_SET TASK_
Write out each line of the listing as it stands, without the images.

_DATA LINES_
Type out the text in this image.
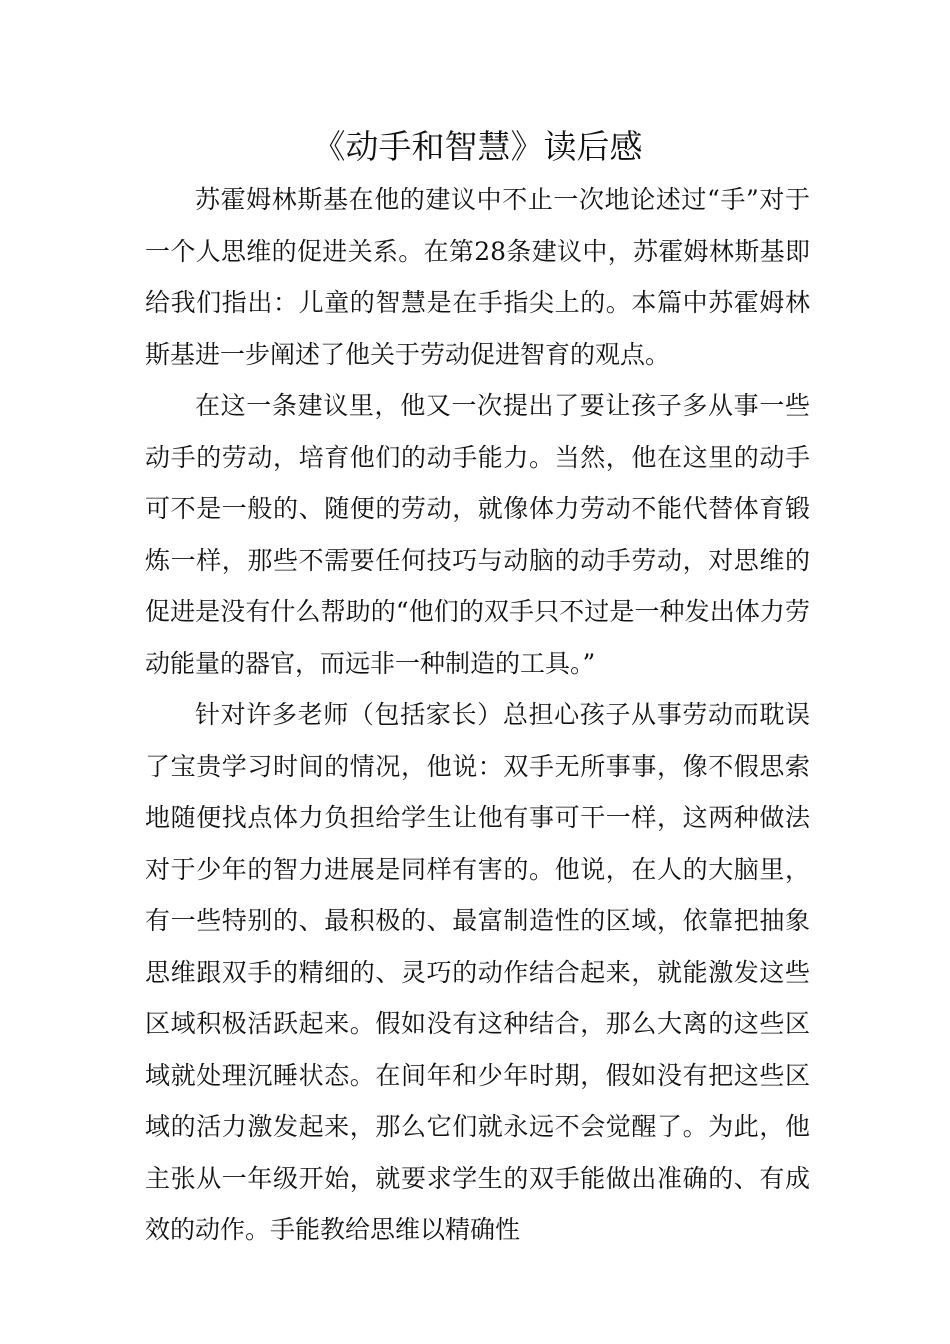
《动手和智慧》读后感

苏霍姆林斯基在他的建议中不止一次地论述过“手”对于一个人思维的促进关系。在第28条建议中，苏霍姆林斯基即给我们指出：儿童的智慧是在手指尖上的。本篇中苏霍姆林斯基进一步阐述了他关于劳动促进智育的观点。

在这一条建议里，他又一次提出了要让孩子多从事一些动手的劳动，培育他们的动手能力。当然，他在这里的动手可不是一般的、随便的劳动，就像体力劳动不能代替体育锻炼一样，那些不需要任何技巧与动脑的动手劳动，对思维的促进是没有什么帮助的“他们的双手只不过是一种发出体力劳动能量的器官，而远非一种制造的工具。”

针对许多老师（包括家长）总担心孩子从事劳动而耽误了宝贵学习时间的情况，他说：双手无所事事，像不假思索地随便找点体力负担给学生让他有事可干一样，这两种做法对于少年的智力进展是同样有害的。他说，在人的大脑里，有一些特别的、最积极的、最富制造性的区域，依靠把抽象思维跟双手的精细的、灵巧的动作结合起来，就能激发这些区域积极活跃起来。假如没有这种结合，那么大离的这些区域就处理沉睡状态。在间年和少年时期，假如没有把这些区域的活力激发起来，那么它们就永远不会觉醒了。为此，他主张从一年级开始，就要求学生的双手能做出准确的、有成效的动作。手能教给思维以精确性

_RESPONSE_
Type out the text in this image.
《动手和智慧》读后感

苏霍姆林斯基在他的建议中不止一次地论述过“手”对于一个人思维的促进关系。在第28条建议中，苏霍姆林斯基即给我们指出：儿童的智慧是在手指尖上的。本篇中苏霍姆林斯基进一步阐述了他关于劳动促进智育的观点。

在这一条建议里，他又一次提出了要让孩子多从事一些动手的劳动，培育他们的动手能力。当然，他在这里的动手可不是一般的、随便的劳动，就像体力劳动不能代替体育锻炼一样，那些不需要任何技巧与动脑的动手劳动，对思维的促进是没有什么帮助的“他们的双手只不过是一种发出体力劳动能量的器官，而远非一种制造的工具。”

针对许多老师（包括家长）总担心孩子从事劳动而耽误了宝贵学习时间的情况，他说：双手无所事事，像不假思索地随便找点体力负担给学生让他有事可干一样，这两种做法对于少年的智力进展是同样有害的。他说，在人的大脑里，有一些特别的、最积极的、最富制造性的区域，依靠把抽象思维跟双手的精细的、灵巧的动作结合起来，就能激发这些区域积极活跃起来。假如没有这种结合，那么大离的这些区域就处理沉睡状态。在间年和少年时期，假如没有把这些区域的活力激发起来，那么它们就永远不会觉醒了。为此，他主张从一年级开始，就要求学生的双手能做出准确的、有成效的动作。手能教给思维以精确性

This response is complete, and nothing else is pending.